- **Instructions to follow**:
Reproduce word for word the lines below, starting at the line containing "Give bounding boxes" and ending at the line containing "- horiz-label: 6: [198, 423, 207, 440]", with both of those lines included. Leave the pictures out of your copy.

======== Dataset

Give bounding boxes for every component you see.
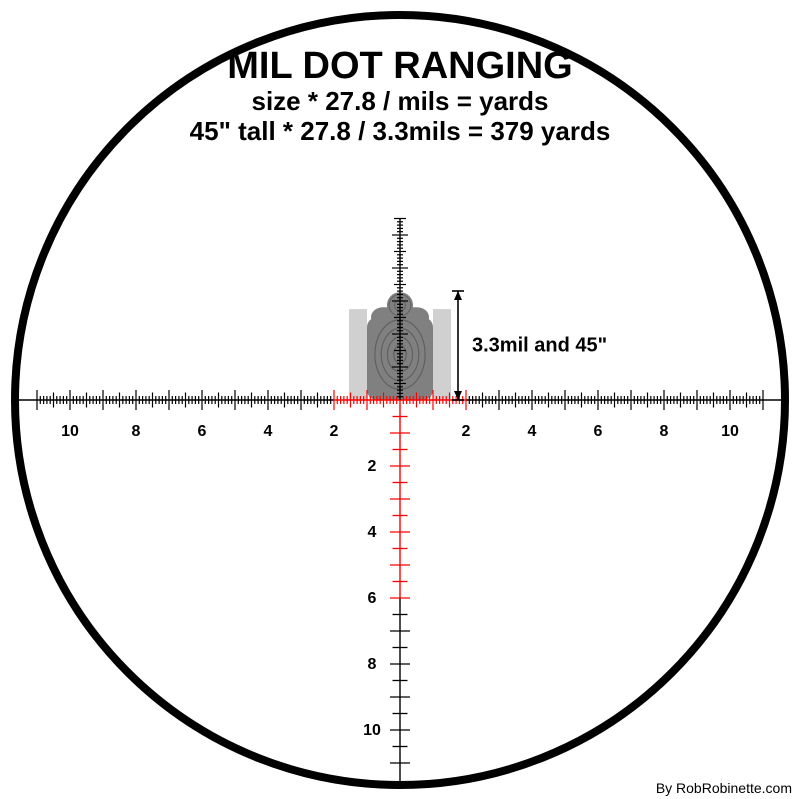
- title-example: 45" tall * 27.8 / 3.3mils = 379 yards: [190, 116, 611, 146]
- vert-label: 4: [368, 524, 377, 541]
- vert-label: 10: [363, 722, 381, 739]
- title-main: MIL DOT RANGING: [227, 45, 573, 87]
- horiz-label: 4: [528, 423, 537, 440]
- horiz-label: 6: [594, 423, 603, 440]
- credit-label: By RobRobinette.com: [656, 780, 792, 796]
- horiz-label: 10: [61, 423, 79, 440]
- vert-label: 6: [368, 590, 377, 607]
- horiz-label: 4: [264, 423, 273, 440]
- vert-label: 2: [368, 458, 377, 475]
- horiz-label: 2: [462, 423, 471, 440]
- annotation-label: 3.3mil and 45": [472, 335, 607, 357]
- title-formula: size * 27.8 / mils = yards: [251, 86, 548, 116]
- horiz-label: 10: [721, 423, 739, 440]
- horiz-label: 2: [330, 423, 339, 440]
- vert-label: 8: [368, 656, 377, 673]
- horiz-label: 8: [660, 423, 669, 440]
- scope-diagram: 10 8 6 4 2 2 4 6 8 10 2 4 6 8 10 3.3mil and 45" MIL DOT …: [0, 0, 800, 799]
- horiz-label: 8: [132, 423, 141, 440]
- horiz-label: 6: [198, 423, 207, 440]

================
======== Dataset

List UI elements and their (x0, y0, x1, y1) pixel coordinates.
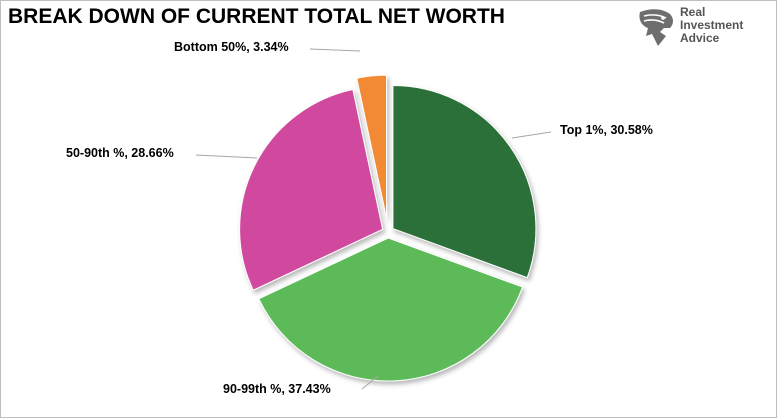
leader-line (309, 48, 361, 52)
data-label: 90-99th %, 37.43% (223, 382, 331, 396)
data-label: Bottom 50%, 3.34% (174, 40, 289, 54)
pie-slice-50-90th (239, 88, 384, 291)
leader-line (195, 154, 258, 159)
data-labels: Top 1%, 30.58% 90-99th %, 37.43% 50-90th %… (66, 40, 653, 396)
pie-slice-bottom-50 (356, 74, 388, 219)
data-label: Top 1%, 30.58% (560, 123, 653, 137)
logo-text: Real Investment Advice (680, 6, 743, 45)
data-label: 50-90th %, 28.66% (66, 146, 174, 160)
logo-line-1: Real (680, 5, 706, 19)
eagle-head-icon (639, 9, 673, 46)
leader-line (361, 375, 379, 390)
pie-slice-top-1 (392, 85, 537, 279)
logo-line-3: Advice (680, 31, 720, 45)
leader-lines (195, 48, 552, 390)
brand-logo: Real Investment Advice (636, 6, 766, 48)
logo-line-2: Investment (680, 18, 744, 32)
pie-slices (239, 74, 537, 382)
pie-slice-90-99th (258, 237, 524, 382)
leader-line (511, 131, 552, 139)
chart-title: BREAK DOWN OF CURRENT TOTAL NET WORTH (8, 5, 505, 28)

================
======== Dataset

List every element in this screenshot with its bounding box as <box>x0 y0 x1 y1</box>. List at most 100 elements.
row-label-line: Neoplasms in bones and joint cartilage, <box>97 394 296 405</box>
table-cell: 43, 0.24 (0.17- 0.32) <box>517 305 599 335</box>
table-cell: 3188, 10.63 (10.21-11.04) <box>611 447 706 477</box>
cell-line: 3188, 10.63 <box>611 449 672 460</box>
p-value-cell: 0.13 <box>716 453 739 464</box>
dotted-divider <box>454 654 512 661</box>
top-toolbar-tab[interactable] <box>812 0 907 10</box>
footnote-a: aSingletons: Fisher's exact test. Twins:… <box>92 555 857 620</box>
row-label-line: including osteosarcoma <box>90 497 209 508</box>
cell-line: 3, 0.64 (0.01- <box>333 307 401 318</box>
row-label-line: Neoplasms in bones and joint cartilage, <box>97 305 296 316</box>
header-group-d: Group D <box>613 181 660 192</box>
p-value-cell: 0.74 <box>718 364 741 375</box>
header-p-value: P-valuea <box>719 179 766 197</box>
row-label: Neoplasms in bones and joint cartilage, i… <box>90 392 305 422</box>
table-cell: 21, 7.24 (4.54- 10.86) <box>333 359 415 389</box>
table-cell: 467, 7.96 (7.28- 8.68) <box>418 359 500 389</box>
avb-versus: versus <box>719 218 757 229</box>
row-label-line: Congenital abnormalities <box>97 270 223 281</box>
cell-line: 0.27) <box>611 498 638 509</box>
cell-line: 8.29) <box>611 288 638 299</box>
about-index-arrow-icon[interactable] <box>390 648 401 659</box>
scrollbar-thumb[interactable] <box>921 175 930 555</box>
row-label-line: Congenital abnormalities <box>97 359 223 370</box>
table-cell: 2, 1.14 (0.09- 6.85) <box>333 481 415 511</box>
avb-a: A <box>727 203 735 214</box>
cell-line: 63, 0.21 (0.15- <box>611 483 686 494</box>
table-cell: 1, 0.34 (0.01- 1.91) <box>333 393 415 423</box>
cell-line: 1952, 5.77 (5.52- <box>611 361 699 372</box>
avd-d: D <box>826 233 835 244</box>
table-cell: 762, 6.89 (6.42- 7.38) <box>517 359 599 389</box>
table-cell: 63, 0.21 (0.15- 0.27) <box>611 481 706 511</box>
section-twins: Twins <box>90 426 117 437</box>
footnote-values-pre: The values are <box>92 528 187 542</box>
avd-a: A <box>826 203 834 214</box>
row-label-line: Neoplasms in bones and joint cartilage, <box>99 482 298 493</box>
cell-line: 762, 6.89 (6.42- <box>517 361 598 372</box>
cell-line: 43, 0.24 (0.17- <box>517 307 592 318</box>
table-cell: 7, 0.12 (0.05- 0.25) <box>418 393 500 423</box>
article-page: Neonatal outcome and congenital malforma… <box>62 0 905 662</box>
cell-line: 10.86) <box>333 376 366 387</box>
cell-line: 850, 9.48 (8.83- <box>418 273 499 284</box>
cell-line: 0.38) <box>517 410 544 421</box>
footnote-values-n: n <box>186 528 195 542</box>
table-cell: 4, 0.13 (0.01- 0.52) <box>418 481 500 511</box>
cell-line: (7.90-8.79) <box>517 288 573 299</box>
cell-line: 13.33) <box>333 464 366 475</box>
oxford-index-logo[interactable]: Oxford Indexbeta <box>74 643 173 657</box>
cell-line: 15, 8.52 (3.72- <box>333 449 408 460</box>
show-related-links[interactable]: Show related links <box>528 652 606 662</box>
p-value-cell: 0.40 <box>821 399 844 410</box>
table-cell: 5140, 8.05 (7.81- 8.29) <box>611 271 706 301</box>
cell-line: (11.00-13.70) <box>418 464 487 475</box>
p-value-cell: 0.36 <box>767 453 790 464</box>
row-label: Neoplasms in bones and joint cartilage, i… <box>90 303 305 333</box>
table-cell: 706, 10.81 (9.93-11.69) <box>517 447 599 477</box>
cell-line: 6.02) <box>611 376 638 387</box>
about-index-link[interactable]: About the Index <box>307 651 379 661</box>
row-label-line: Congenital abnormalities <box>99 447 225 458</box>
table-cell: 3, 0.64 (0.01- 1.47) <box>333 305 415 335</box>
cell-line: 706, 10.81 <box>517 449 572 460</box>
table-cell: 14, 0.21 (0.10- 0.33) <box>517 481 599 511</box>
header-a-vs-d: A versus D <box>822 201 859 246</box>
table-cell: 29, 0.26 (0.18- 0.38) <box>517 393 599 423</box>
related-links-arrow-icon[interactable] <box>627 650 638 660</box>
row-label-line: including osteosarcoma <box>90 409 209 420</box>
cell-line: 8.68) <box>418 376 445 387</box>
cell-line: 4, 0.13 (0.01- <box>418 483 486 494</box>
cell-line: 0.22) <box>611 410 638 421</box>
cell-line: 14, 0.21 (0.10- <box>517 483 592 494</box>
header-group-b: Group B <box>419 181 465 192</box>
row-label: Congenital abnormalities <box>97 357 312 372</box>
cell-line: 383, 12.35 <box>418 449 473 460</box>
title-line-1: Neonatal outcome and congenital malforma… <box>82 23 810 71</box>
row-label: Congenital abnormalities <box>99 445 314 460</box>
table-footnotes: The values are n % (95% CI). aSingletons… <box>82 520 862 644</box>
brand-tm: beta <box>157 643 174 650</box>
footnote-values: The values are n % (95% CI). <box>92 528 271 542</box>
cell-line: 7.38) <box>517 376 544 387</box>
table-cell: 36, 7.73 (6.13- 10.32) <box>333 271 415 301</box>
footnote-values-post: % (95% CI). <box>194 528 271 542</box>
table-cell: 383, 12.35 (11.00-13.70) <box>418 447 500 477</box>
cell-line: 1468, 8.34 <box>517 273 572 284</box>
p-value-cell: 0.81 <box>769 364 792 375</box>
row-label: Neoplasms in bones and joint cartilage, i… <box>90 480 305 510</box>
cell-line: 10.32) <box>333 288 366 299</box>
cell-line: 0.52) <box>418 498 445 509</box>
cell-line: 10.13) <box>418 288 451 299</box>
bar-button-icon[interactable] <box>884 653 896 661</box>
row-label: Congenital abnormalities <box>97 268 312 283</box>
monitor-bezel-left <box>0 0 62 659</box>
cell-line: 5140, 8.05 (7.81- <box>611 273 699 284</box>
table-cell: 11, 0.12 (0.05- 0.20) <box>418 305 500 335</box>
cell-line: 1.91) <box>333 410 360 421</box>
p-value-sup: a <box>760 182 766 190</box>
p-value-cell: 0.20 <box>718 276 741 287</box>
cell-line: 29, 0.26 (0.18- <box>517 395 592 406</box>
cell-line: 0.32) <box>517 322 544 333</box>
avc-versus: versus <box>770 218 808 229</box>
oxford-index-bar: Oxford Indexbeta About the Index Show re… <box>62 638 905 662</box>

================

- **Response to the exercise**:
Give bounding boxes for every component you see.
- title-example: 45" tall * 27.8 / 3.3mils = 379 yards: [190, 116, 611, 146]
- vert-label: 4: [368, 524, 377, 541]
- vert-label: 10: [363, 722, 381, 739]
- title-main: MIL DOT RANGING: [227, 45, 573, 87]
- horiz-label: 4: [528, 423, 537, 440]
- horiz-label: 6: [594, 423, 603, 440]
- credit-label: By RobRobinette.com: [656, 780, 792, 796]
- horiz-label: 10: [61, 423, 79, 440]
- vert-label: 6: [368, 590, 377, 607]
- horiz-label: 4: [264, 423, 273, 440]
- vert-label: 2: [368, 458, 377, 475]
- horiz-label: 2: [462, 423, 471, 440]
- annotation-label: 3.3mil and 45": [472, 335, 607, 357]
- title-formula: size * 27.8 / mils = yards: [251, 86, 548, 116]
- horiz-label: 10: [721, 423, 739, 440]
- horiz-label: 2: [330, 423, 339, 440]
- vert-label: 8: [368, 656, 377, 673]
- horiz-label: 8: [660, 423, 669, 440]
- scope-diagram: 10 8 6 4 2 2 4 6 8 10 2 4 6 8 10 3.3mil and 45" MIL DOT …: [0, 0, 800, 799]
- horiz-label: 8: [132, 423, 141, 440]
- horiz-label: 6: [198, 423, 207, 440]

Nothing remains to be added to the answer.